- [What you will do]: The records should be repeated word for word, pictures excluded.

─── Supplied data

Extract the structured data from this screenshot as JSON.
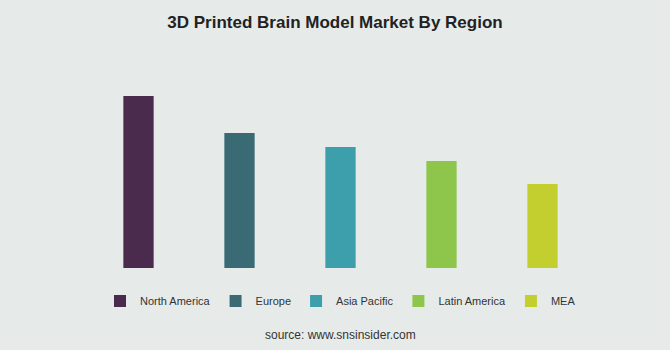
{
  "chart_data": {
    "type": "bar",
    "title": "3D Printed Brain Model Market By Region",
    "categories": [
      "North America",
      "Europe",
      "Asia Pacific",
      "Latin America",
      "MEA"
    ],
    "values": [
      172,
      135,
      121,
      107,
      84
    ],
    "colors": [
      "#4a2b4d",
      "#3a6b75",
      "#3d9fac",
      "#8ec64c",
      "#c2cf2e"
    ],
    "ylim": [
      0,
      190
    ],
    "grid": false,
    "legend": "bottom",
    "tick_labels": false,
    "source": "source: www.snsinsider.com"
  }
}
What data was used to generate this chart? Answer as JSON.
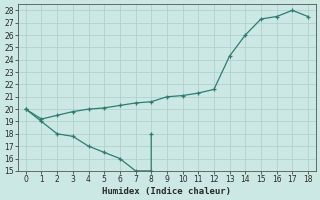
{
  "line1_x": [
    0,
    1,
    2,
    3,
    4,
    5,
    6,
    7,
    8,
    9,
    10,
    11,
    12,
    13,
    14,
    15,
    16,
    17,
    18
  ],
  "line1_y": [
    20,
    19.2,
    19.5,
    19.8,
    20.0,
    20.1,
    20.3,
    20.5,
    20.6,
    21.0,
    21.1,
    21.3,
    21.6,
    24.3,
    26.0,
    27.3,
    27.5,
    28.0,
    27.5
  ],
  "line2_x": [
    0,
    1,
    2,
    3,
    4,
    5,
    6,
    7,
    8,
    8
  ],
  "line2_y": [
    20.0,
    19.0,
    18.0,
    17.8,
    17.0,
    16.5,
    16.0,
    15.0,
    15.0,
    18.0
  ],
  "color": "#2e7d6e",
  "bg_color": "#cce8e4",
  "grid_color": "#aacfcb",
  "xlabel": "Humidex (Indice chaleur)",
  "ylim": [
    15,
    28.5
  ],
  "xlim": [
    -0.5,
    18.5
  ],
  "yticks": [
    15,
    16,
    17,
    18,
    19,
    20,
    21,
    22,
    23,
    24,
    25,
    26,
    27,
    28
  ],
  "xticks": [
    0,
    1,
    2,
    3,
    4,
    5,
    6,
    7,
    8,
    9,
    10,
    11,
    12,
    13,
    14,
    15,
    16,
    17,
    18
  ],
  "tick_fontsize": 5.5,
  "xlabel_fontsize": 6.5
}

──────

- [Answer to the exercise]:
Extract the structured data from this screenshot as JSON.
{
  "chart_data": {
    "type": "bar",
    "title": "3D Printed Brain Model Market By Region",
    "categories": [
      "North America",
      "Europe",
      "Asia Pacific",
      "Latin America",
      "MEA"
    ],
    "values": [
      172,
      135,
      121,
      107,
      84
    ],
    "colors": [
      "#4a2b4d",
      "#3a6b75",
      "#3d9fac",
      "#8ec64c",
      "#c2cf2e"
    ],
    "ylim": [
      0,
      190
    ],
    "grid": false,
    "legend": "bottom",
    "tick_labels": false,
    "source": "source: www.snsinsider.com"
  }
}
What data was used to generate this chart? Answer as JSON.
{
  "line1_x": [
    0,
    1,
    2,
    3,
    4,
    5,
    6,
    7,
    8,
    9,
    10,
    11,
    12,
    13,
    14,
    15,
    16,
    17,
    18
  ],
  "line1_y": [
    20,
    19.2,
    19.5,
    19.8,
    20.0,
    20.1,
    20.3,
    20.5,
    20.6,
    21.0,
    21.1,
    21.3,
    21.6,
    24.3,
    26.0,
    27.3,
    27.5,
    28.0,
    27.5
  ],
  "line2_x": [
    0,
    1,
    2,
    3,
    4,
    5,
    6,
    7,
    8,
    8
  ],
  "line2_y": [
    20.0,
    19.0,
    18.0,
    17.8,
    17.0,
    16.5,
    16.0,
    15.0,
    15.0,
    18.0
  ],
  "color": "#2e7d6e",
  "bg_color": "#cce8e4",
  "grid_color": "#aacfcb",
  "xlabel": "Humidex (Indice chaleur)",
  "ylim": [
    15,
    28.5
  ],
  "xlim": [
    -0.5,
    18.5
  ],
  "yticks": [
    15,
    16,
    17,
    18,
    19,
    20,
    21,
    22,
    23,
    24,
    25,
    26,
    27,
    28
  ],
  "xticks": [
    0,
    1,
    2,
    3,
    4,
    5,
    6,
    7,
    8,
    9,
    10,
    11,
    12,
    13,
    14,
    15,
    16,
    17,
    18
  ],
  "tick_fontsize": 5.5,
  "xlabel_fontsize": 6.5
}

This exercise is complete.